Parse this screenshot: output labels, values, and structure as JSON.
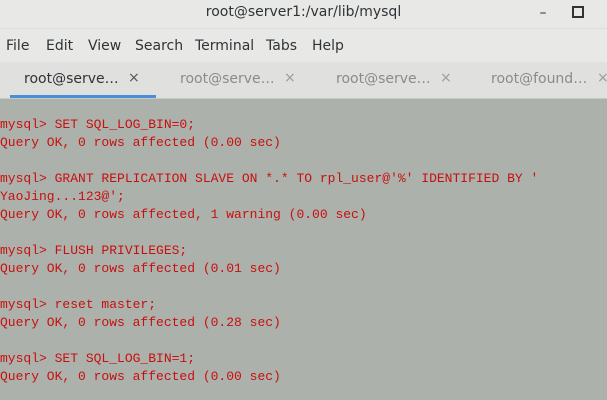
{
  "window": {
    "title": "root@server1:/var/lib/mysql",
    "minimize_glyph": "–"
  },
  "menu": [
    "File",
    "Edit",
    "View",
    "Search",
    "Terminal",
    "Tabs",
    "Help"
  ],
  "tabs": [
    {
      "label": "root@serve…",
      "close": "×",
      "active": true
    },
    {
      "label": "root@serve…",
      "close": "×",
      "active": false
    },
    {
      "label": "root@serve…",
      "close": "×",
      "active": false
    },
    {
      "label": "root@found…",
      "close": "×",
      "active": false
    }
  ],
  "terminal": {
    "text_color": "#c7100e",
    "background": "#adb1ab",
    "lines": [
      "mysql> SET SQL_LOG_BIN=0;",
      "Query OK, 0 rows affected (0.00 sec)",
      "",
      "mysql> GRANT REPLICATION SLAVE ON *.* TO rpl_user@'%' IDENTIFIED BY '",
      "YaoJing...123@';",
      "Query OK, 0 rows affected, 1 warning (0.00 sec)",
      "",
      "mysql> FLUSH PRIVILEGES;",
      "Query OK, 0 rows affected (0.01 sec)",
      "",
      "mysql> reset master;",
      "Query OK, 0 rows affected (0.28 sec)",
      "",
      "mysql> SET SQL_LOG_BIN=1;",
      "Query OK, 0 rows affected (0.00 sec)"
    ]
  }
}
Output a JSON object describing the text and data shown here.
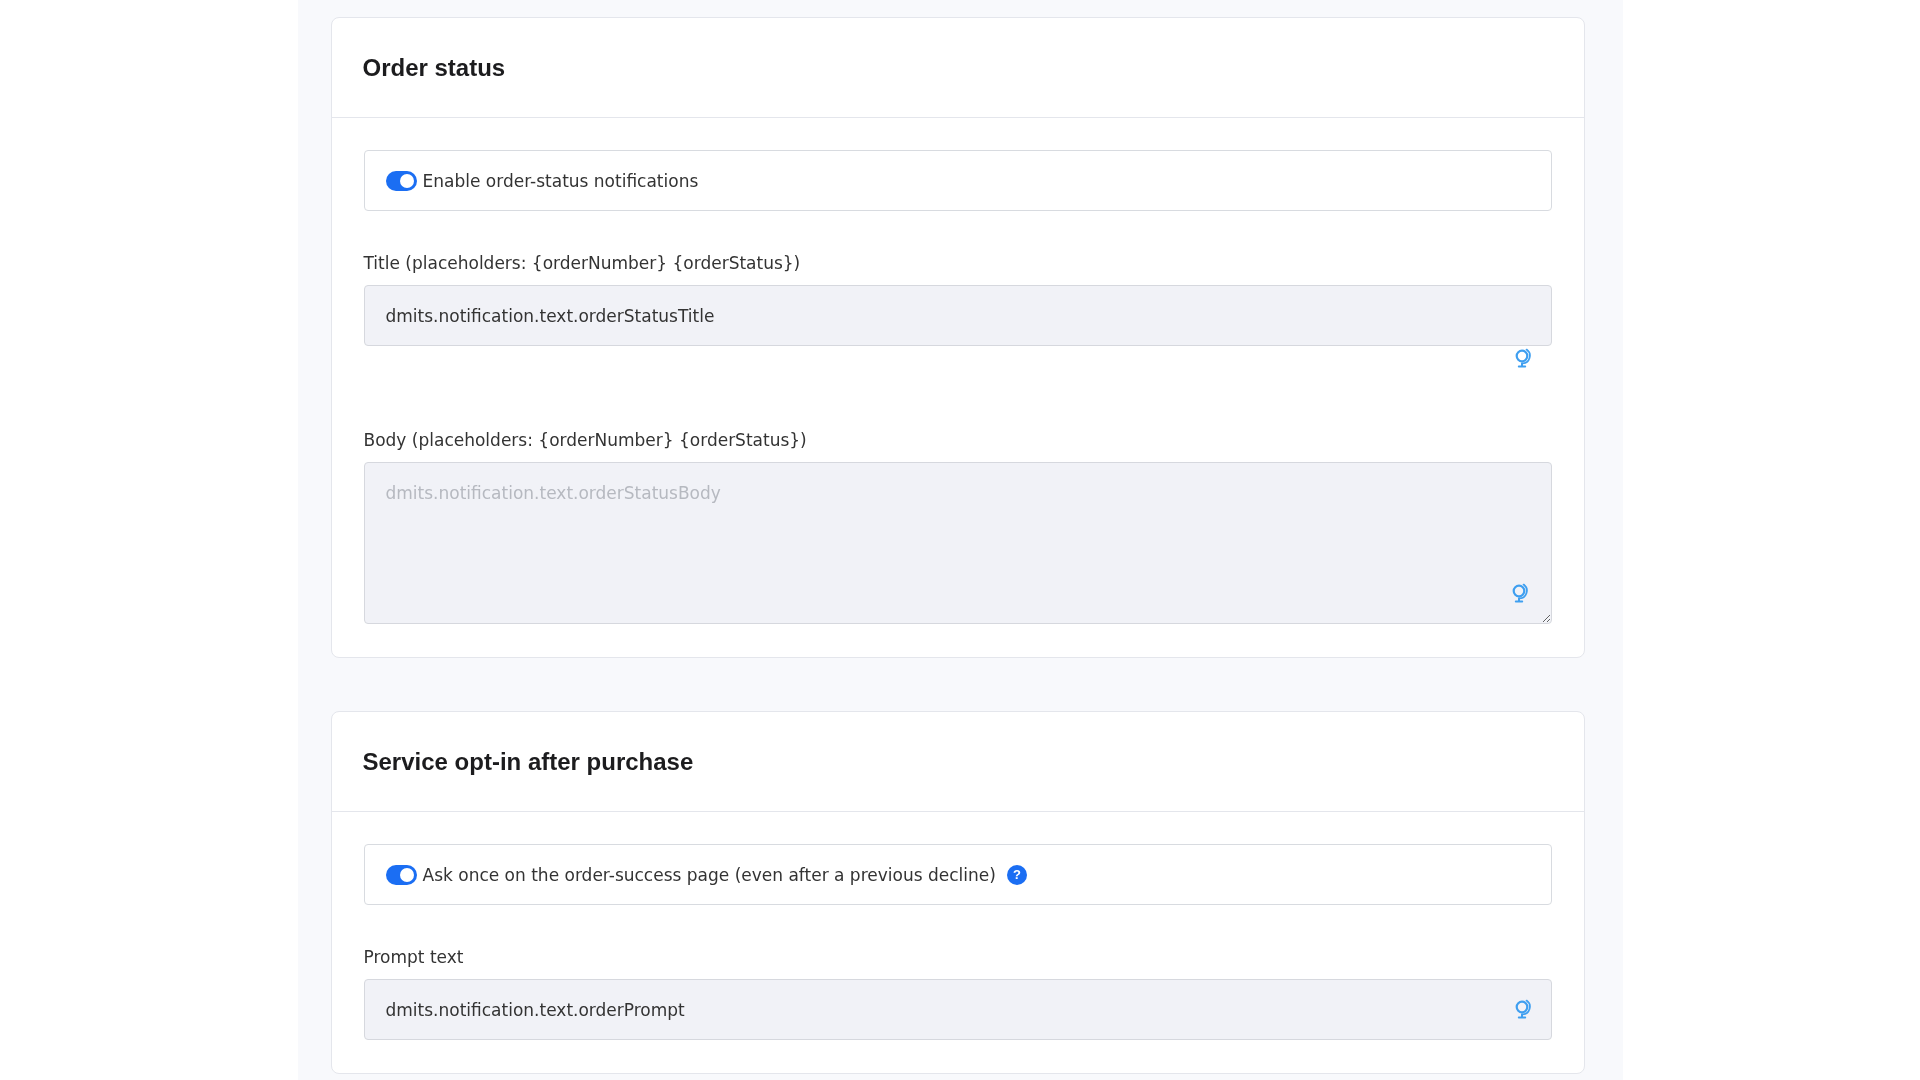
{
  "sections": [
    {
      "title": "Order status",
      "fields": [
        {
          "kind": "toggle",
          "label": "Enable order-status notifications",
          "on": true
        },
        {
          "kind": "stacked",
          "label": "Title (placeholders: {orderNumber} {orderStatus})",
          "value": "dmits.notification.text.orderStatusTitle"
        },
        {
          "kind": "textarea",
          "label": "Body (placeholders: {orderNumber} {orderStatus})",
          "placeholder": "dmits.notification.text.orderStatusBody"
        }
      ]
    },
    {
      "title": "Service opt-in after purchase",
      "fields": [
        {
          "kind": "toggle",
          "label": "Ask once on the order-success page (even after a previous decline)",
          "on": true,
          "help": "?"
        },
        {
          "kind": "input",
          "label": "Prompt text",
          "value": "dmits.notification.text.orderPrompt"
        }
      ]
    }
  ]
}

What the task requires: All of the data needs repeating exactly, but the pictures do not.

The completed task:
Parse this screenshot: output labels, values, and structure as JSON.
{
  "window": {
    "title": "root@server1:/var/lib/mysql",
    "minimize_glyph": "–"
  },
  "menu": [
    "File",
    "Edit",
    "View",
    "Search",
    "Terminal",
    "Tabs",
    "Help"
  ],
  "tabs": [
    {
      "label": "root@serve…",
      "close": "×",
      "active": true
    },
    {
      "label": "root@serve…",
      "close": "×",
      "active": false
    },
    {
      "label": "root@serve…",
      "close": "×",
      "active": false
    },
    {
      "label": "root@found…",
      "close": "×",
      "active": false
    }
  ],
  "terminal": {
    "text_color": "#c7100e",
    "background": "#adb1ab",
    "lines": [
      "mysql> SET SQL_LOG_BIN=0;",
      "Query OK, 0 rows affected (0.00 sec)",
      "",
      "mysql> GRANT REPLICATION SLAVE ON *.* TO rpl_user@'%' IDENTIFIED BY '",
      "YaoJing...123@';",
      "Query OK, 0 rows affected, 1 warning (0.00 sec)",
      "",
      "mysql> FLUSH PRIVILEGES;",
      "Query OK, 0 rows affected (0.01 sec)",
      "",
      "mysql> reset master;",
      "Query OK, 0 rows affected (0.28 sec)",
      "",
      "mysql> SET SQL_LOG_BIN=1;",
      "Query OK, 0 rows affected (0.00 sec)"
    ]
  }
}
Output a JSON object describing the text and data shown here.
{
  "sections": [
    {
      "title": "Order status",
      "fields": [
        {
          "kind": "toggle",
          "label": "Enable order-status notifications",
          "on": true
        },
        {
          "kind": "stacked",
          "label": "Title (placeholders: {orderNumber} {orderStatus})",
          "value": "dmits.notification.text.orderStatusTitle"
        },
        {
          "kind": "textarea",
          "label": "Body (placeholders: {orderNumber} {orderStatus})",
          "placeholder": "dmits.notification.text.orderStatusBody"
        }
      ]
    },
    {
      "title": "Service opt-in after purchase",
      "fields": [
        {
          "kind": "toggle",
          "label": "Ask once on the order-success page (even after a previous decline)",
          "on": true,
          "help": "?"
        },
        {
          "kind": "input",
          "label": "Prompt text",
          "value": "dmits.notification.text.orderPrompt"
        }
      ]
    }
  ]
}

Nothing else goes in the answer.